- **Source data**
— Begin —

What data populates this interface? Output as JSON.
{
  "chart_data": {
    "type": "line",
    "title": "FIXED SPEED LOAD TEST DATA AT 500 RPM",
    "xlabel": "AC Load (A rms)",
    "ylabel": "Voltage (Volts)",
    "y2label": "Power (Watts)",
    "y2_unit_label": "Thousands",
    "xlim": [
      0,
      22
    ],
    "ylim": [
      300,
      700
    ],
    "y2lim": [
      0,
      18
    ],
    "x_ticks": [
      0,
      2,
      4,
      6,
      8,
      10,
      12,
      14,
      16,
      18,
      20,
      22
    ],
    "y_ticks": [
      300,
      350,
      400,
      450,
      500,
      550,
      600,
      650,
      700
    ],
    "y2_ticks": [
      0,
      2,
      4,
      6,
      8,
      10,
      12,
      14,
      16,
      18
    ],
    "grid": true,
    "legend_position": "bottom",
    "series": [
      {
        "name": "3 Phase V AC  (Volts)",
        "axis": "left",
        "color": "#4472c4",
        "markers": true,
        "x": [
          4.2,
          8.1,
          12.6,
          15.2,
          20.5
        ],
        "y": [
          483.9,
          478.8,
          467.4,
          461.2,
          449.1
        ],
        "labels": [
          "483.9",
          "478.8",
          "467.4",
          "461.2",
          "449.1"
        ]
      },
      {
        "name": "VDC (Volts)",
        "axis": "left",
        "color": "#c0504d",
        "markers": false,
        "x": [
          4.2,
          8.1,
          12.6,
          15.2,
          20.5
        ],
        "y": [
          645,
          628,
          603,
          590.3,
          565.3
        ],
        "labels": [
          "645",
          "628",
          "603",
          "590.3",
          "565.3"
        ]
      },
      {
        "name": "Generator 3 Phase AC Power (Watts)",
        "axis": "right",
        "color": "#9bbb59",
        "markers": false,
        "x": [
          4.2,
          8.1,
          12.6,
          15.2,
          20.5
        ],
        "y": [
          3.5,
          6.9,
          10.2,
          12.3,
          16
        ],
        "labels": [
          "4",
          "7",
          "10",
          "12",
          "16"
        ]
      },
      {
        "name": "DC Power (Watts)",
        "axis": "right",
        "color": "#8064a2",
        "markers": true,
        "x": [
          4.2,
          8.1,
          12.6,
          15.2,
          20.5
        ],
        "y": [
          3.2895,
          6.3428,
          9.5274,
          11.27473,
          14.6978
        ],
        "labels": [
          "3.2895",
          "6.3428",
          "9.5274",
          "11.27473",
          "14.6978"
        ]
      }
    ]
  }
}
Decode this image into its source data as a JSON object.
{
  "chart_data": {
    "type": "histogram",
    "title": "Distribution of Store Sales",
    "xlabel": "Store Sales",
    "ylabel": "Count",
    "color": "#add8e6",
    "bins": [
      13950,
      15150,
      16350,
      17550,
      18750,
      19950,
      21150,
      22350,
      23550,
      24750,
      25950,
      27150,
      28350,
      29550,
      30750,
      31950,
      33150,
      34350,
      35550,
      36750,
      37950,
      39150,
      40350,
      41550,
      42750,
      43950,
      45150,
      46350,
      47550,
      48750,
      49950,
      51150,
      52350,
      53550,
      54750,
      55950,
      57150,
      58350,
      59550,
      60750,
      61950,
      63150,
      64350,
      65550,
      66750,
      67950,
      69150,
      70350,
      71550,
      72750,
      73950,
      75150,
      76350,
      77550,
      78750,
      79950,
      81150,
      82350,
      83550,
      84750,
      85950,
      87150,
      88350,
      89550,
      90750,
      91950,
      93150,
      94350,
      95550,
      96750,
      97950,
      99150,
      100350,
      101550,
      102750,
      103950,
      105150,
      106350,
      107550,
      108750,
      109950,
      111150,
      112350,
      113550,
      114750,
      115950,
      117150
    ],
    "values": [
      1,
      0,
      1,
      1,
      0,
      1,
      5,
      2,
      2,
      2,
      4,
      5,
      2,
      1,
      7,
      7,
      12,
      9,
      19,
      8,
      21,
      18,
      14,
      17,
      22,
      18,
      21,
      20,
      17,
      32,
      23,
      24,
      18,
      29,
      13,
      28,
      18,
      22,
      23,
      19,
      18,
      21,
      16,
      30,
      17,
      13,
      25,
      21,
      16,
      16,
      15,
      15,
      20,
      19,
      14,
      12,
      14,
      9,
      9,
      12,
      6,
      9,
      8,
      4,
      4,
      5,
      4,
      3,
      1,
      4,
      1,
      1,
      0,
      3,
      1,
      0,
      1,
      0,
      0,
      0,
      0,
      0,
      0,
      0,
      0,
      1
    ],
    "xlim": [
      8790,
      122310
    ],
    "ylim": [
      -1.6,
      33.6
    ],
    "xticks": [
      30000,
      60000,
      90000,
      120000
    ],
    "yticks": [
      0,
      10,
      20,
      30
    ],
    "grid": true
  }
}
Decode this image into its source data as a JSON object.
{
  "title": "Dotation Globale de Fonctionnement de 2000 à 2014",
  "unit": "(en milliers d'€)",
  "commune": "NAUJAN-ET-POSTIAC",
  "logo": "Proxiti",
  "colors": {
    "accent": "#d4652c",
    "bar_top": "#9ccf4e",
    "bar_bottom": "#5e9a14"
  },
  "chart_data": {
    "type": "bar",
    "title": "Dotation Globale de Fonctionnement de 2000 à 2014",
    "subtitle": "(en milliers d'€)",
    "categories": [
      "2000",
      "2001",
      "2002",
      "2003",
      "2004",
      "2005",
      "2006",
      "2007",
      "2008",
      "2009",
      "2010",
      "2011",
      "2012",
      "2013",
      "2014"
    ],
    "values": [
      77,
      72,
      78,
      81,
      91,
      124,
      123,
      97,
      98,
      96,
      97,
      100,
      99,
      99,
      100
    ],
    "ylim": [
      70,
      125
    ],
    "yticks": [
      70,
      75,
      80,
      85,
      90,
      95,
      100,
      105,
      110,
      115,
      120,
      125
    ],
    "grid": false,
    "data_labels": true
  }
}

— End —

Repeat the listing above without any change.

- **Solution to this problem**
What data populates this interface? Output as JSON.
{
  "chart_data": {
    "type": "line",
    "title": "FIXED SPEED LOAD TEST DATA AT 500 RPM",
    "xlabel": "AC Load (A rms)",
    "ylabel": "Voltage (Volts)",
    "y2label": "Power (Watts)",
    "y2_unit_label": "Thousands",
    "xlim": [
      0,
      22
    ],
    "ylim": [
      300,
      700
    ],
    "y2lim": [
      0,
      18
    ],
    "x_ticks": [
      0,
      2,
      4,
      6,
      8,
      10,
      12,
      14,
      16,
      18,
      20,
      22
    ],
    "y_ticks": [
      300,
      350,
      400,
      450,
      500,
      550,
      600,
      650,
      700
    ],
    "y2_ticks": [
      0,
      2,
      4,
      6,
      8,
      10,
      12,
      14,
      16,
      18
    ],
    "grid": true,
    "legend_position": "bottom",
    "series": [
      {
        "name": "3 Phase V AC  (Volts)",
        "axis": "left",
        "color": "#4472c4",
        "markers": true,
        "x": [
          4.2,
          8.1,
          12.6,
          15.2,
          20.5
        ],
        "y": [
          483.9,
          478.8,
          467.4,
          461.2,
          449.1
        ],
        "labels": [
          "483.9",
          "478.8",
          "467.4",
          "461.2",
          "449.1"
        ]
      },
      {
        "name": "VDC (Volts)",
        "axis": "left",
        "color": "#c0504d",
        "markers": false,
        "x": [
          4.2,
          8.1,
          12.6,
          15.2,
          20.5
        ],
        "y": [
          645,
          628,
          603,
          590.3,
          565.3
        ],
        "labels": [
          "645",
          "628",
          "603",
          "590.3",
          "565.3"
        ]
      },
      {
        "name": "Generator 3 Phase AC Power (Watts)",
        "axis": "right",
        "color": "#9bbb59",
        "markers": false,
        "x": [
          4.2,
          8.1,
          12.6,
          15.2,
          20.5
        ],
        "y": [
          3.5,
          6.9,
          10.2,
          12.3,
          16
        ],
        "labels": [
          "4",
          "7",
          "10",
          "12",
          "16"
        ]
      },
      {
        "name": "DC Power (Watts)",
        "axis": "right",
        "color": "#8064a2",
        "markers": true,
        "x": [
          4.2,
          8.1,
          12.6,
          15.2,
          20.5
        ],
        "y": [
          3.2895,
          6.3428,
          9.5274,
          11.27473,
          14.6978
        ],
        "labels": [
          "3.2895",
          "6.3428",
          "9.5274",
          "11.27473",
          "14.6978"
        ]
      }
    ]
  }
}
Decode this image into its source data as a JSON object.
{
  "chart_data": {
    "type": "histogram",
    "title": "Distribution of Store Sales",
    "xlabel": "Store Sales",
    "ylabel": "Count",
    "color": "#add8e6",
    "bins": [
      13950,
      15150,
      16350,
      17550,
      18750,
      19950,
      21150,
      22350,
      23550,
      24750,
      25950,
      27150,
      28350,
      29550,
      30750,
      31950,
      33150,
      34350,
      35550,
      36750,
      37950,
      39150,
      40350,
      41550,
      42750,
      43950,
      45150,
      46350,
      47550,
      48750,
      49950,
      51150,
      52350,
      53550,
      54750,
      55950,
      57150,
      58350,
      59550,
      60750,
      61950,
      63150,
      64350,
      65550,
      66750,
      67950,
      69150,
      70350,
      71550,
      72750,
      73950,
      75150,
      76350,
      77550,
      78750,
      79950,
      81150,
      82350,
      83550,
      84750,
      85950,
      87150,
      88350,
      89550,
      90750,
      91950,
      93150,
      94350,
      95550,
      96750,
      97950,
      99150,
      100350,
      101550,
      102750,
      103950,
      105150,
      106350,
      107550,
      108750,
      109950,
      111150,
      112350,
      113550,
      114750,
      115950,
      117150
    ],
    "values": [
      1,
      0,
      1,
      1,
      0,
      1,
      5,
      2,
      2,
      2,
      4,
      5,
      2,
      1,
      7,
      7,
      12,
      9,
      19,
      8,
      21,
      18,
      14,
      17,
      22,
      18,
      21,
      20,
      17,
      32,
      23,
      24,
      18,
      29,
      13,
      28,
      18,
      22,
      23,
      19,
      18,
      21,
      16,
      30,
      17,
      13,
      25,
      21,
      16,
      16,
      15,
      15,
      20,
      19,
      14,
      12,
      14,
      9,
      9,
      12,
      6,
      9,
      8,
      4,
      4,
      5,
      4,
      3,
      1,
      4,
      1,
      1,
      0,
      3,
      1,
      0,
      1,
      0,
      0,
      0,
      0,
      0,
      0,
      0,
      0,
      1
    ],
    "xlim": [
      8790,
      122310
    ],
    "ylim": [
      -1.6,
      33.6
    ],
    "xticks": [
      30000,
      60000,
      90000,
      120000
    ],
    "yticks": [
      0,
      10,
      20,
      30
    ],
    "grid": true
  }
}
Decode this image into its source data as a JSON object.
{
  "title": "Dotation Globale de Fonctionnement de 2000 à 2014",
  "unit": "(en milliers d'€)",
  "commune": "NAUJAN-ET-POSTIAC",
  "logo": "Proxiti",
  "colors": {
    "accent": "#d4652c",
    "bar_top": "#9ccf4e",
    "bar_bottom": "#5e9a14"
  },
  "chart_data": {
    "type": "bar",
    "title": "Dotation Globale de Fonctionnement de 2000 à 2014",
    "subtitle": "(en milliers d'€)",
    "categories": [
      "2000",
      "2001",
      "2002",
      "2003",
      "2004",
      "2005",
      "2006",
      "2007",
      "2008",
      "2009",
      "2010",
      "2011",
      "2012",
      "2013",
      "2014"
    ],
    "values": [
      77,
      72,
      78,
      81,
      91,
      124,
      123,
      97,
      98,
      96,
      97,
      100,
      99,
      99,
      100
    ],
    "ylim": [
      70,
      125
    ],
    "yticks": [
      70,
      75,
      80,
      85,
      90,
      95,
      100,
      105,
      110,
      115,
      120,
      125
    ],
    "grid": false,
    "data_labels": true
  }
}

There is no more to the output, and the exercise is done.